Start of RECORDS SHOWN
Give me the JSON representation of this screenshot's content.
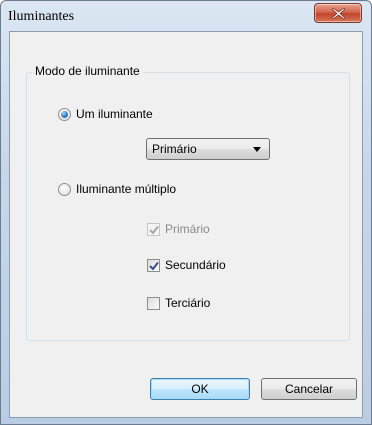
{
  "window": {
    "title": "Iluminantes",
    "close_icon": "close-x-icon"
  },
  "group": {
    "label": "Modo de iluminante"
  },
  "single": {
    "label": "Um iluminante",
    "selected": true,
    "dropdown_value": "Primário"
  },
  "multiple": {
    "label": "Iluminante múltiplo",
    "selected": false,
    "options": [
      {
        "label": "Primário",
        "checked": true,
        "enabled": false
      },
      {
        "label": "Secundário",
        "checked": true,
        "enabled": true
      },
      {
        "label": "Terciário",
        "checked": false,
        "enabled": true
      }
    ]
  },
  "buttons": {
    "ok": "OK",
    "cancel": "Cancelar"
  },
  "colors": {
    "accent": "#2a78c2",
    "close_button": "#c0452a",
    "disabled_text": "#8b8b8b"
  }
}
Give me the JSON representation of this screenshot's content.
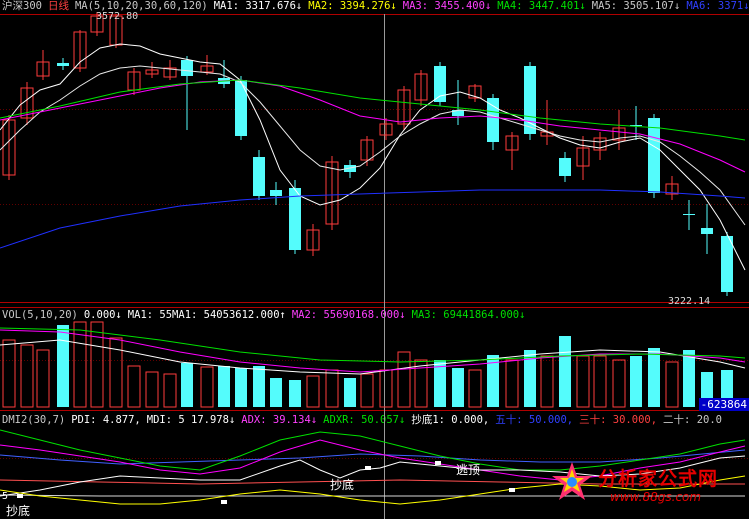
{
  "main_header": {
    "index": "沪深300",
    "period": "日线",
    "ma_def": "MA(5,10,20,30,60,120)",
    "ma1": "MA1: 3317.676↓",
    "ma2": "MA2: 3394.276↓",
    "ma3": "MA3: 3455.400↓",
    "ma4": "MA4: 3447.401↓",
    "ma5": "MA5: 3505.107↓",
    "ma6": "MA6: 3371↓"
  },
  "price_labels": {
    "high": "3572.80",
    "low": "3222.14"
  },
  "vol_header": {
    "def": "VOL(5,10,20)",
    "vol": "0.000↓",
    "ma1": "MA1: 55MA1: 54053612.000↑",
    "ma2": "MA2: 55690168.000↓",
    "ma3": "MA3: 69441864.000↓"
  },
  "vol_box": "-623864",
  "dmi_header": {
    "def": "DMI2(30,7)",
    "pdi": "PDI: 4.877,",
    "mdi": "MDI: 5 17.978↓",
    "adx": "ADX: 39.134↓",
    "adxr": "ADXR: 50.057↓",
    "chaodi": "抄底1: 0.000,",
    "wushi": "五十: 50.000,",
    "sanshi": "三十: 30.000,",
    "ershi": "二十: 20.0"
  },
  "dmi_annotations": {
    "chaodi": "抄底",
    "taoding": "逃顶",
    "chaodi_left": "抄底",
    "five": "5"
  },
  "logo": {
    "text": "分析家公式网",
    "url": "www.88gs.com"
  },
  "colors": {
    "up": "#ff3c3c",
    "down": "#54fcfc",
    "ma1": "#ffffff",
    "ma2": "#ffff00",
    "ma3": "#ff00ff",
    "ma4": "#00e000",
    "ma5": "#2030ff",
    "grid": "#b00000"
  }
}
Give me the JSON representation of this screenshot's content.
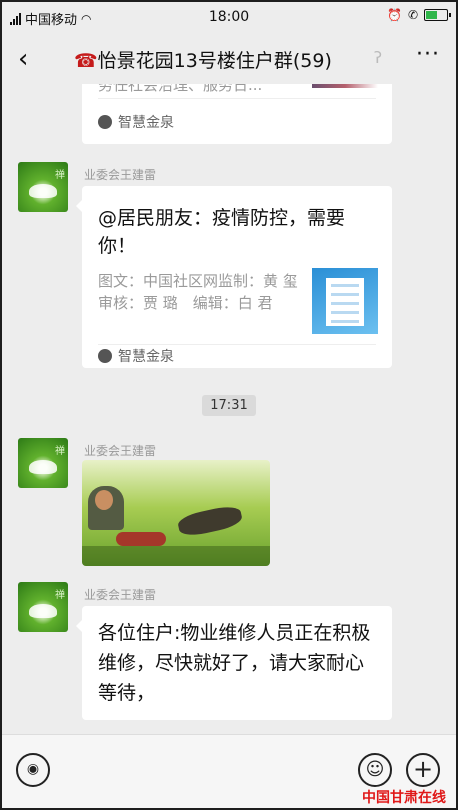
{
  "status_bar": {
    "carrier": "中国移动",
    "time": "18:00",
    "battery_level": 0.55,
    "icons": [
      "signal-icon",
      "wifi-icon",
      "alarm-icon",
      "hd-call-icon",
      "battery-icon"
    ]
  },
  "nav": {
    "back": "‹",
    "phone_glyph": "☎",
    "title": "怡景花园13号楼住户群(59)",
    "more": "···"
  },
  "messages": [
    {
      "type": "article_partial",
      "preview_text": "务任社会治理、服务日...",
      "source": "智慧金泉"
    },
    {
      "type": "article",
      "sender": "业委会王建雷",
      "title": "@居民朋友：疫情防控，需要你！",
      "desc": "图文：中国社区网监制：黄 玺　审核：贾 璐　编辑：白 君",
      "source": "智慧金泉"
    },
    {
      "type": "timestamp",
      "text": "17:31"
    },
    {
      "type": "image",
      "sender": "业委会王建雷"
    },
    {
      "type": "text",
      "sender": "业委会王建雷",
      "text": "各位住户:物业维修人员正在积极维修，尽快就好了，请大家耐心等待，"
    }
  ],
  "input_bar": {
    "voice_icon": "◉",
    "emoji_icon": "☺",
    "plus_icon": "+"
  },
  "watermark": "中国甘肃在线"
}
End of RECORDS SHOWN
EXERCISE BRIEF >> Transcribe the records above exactly, leaving out every picture.

EXERCISE RESPONSE >>
Give me the JSON representation of this screenshot's content.
{
  "window": {
    "title": "Iluminantes",
    "close_icon": "close-x-icon"
  },
  "group": {
    "label": "Modo de iluminante"
  },
  "single": {
    "label": "Um iluminante",
    "selected": true,
    "dropdown_value": "Primário"
  },
  "multiple": {
    "label": "Iluminante múltiplo",
    "selected": false,
    "options": [
      {
        "label": "Primário",
        "checked": true,
        "enabled": false
      },
      {
        "label": "Secundário",
        "checked": true,
        "enabled": true
      },
      {
        "label": "Terciário",
        "checked": false,
        "enabled": true
      }
    ]
  },
  "buttons": {
    "ok": "OK",
    "cancel": "Cancelar"
  },
  "colors": {
    "accent": "#2a78c2",
    "close_button": "#c0452a",
    "disabled_text": "#8b8b8b"
  }
}
Give me the JSON representation of this screenshot's content.
{
  "main_header": {
    "index": "沪深300",
    "period": "日线",
    "ma_def": "MA(5,10,20,30,60,120)",
    "ma1": "MA1: 3317.676↓",
    "ma2": "MA2: 3394.276↓",
    "ma3": "MA3: 3455.400↓",
    "ma4": "MA4: 3447.401↓",
    "ma5": "MA5: 3505.107↓",
    "ma6": "MA6: 3371↓"
  },
  "price_labels": {
    "high": "3572.80",
    "low": "3222.14"
  },
  "vol_header": {
    "def": "VOL(5,10,20)",
    "vol": "0.000↓",
    "ma1": "MA1: 55MA1: 54053612.000↑",
    "ma2": "MA2: 55690168.000↓",
    "ma3": "MA3: 69441864.000↓"
  },
  "vol_box": "-623864",
  "dmi_header": {
    "def": "DMI2(30,7)",
    "pdi": "PDI: 4.877,",
    "mdi": "MDI: 5 17.978↓",
    "adx": "ADX: 39.134↓",
    "adxr": "ADXR: 50.057↓",
    "chaodi": "抄底1: 0.000,",
    "wushi": "五十: 50.000,",
    "sanshi": "三十: 30.000,",
    "ershi": "二十: 20.0"
  },
  "dmi_annotations": {
    "chaodi": "抄底",
    "taoding": "逃顶",
    "chaodi_left": "抄底",
    "five": "5"
  },
  "logo": {
    "text": "分析家公式网",
    "url": "www.88gs.com"
  },
  "colors": {
    "up": "#ff3c3c",
    "down": "#54fcfc",
    "ma1": "#ffffff",
    "ma2": "#ffff00",
    "ma3": "#ff00ff",
    "ma4": "#00e000",
    "ma5": "#2030ff",
    "grid": "#b00000"
  }
}
Give me the JSON representation of this screenshot's content.
{
  "status_bar": {
    "carrier": "中国移动",
    "time": "18:00",
    "battery_level": 0.55,
    "icons": [
      "signal-icon",
      "wifi-icon",
      "alarm-icon",
      "hd-call-icon",
      "battery-icon"
    ]
  },
  "nav": {
    "back": "‹",
    "phone_glyph": "☎",
    "title": "怡景花园13号楼住户群(59)",
    "more": "···"
  },
  "messages": [
    {
      "type": "article_partial",
      "preview_text": "务任社会治理、服务日...",
      "source": "智慧金泉"
    },
    {
      "type": "article",
      "sender": "业委会王建雷",
      "title": "@居民朋友：疫情防控，需要你！",
      "desc": "图文：中国社区网监制：黄 玺　审核：贾 璐　编辑：白 君",
      "source": "智慧金泉"
    },
    {
      "type": "timestamp",
      "text": "17:31"
    },
    {
      "type": "image",
      "sender": "业委会王建雷"
    },
    {
      "type": "text",
      "sender": "业委会王建雷",
      "text": "各位住户:物业维修人员正在积极维修，尽快就好了，请大家耐心等待，"
    }
  ],
  "input_bar": {
    "voice_icon": "◉",
    "emoji_icon": "☺",
    "plus_icon": "+"
  },
  "watermark": "中国甘肃在线"
}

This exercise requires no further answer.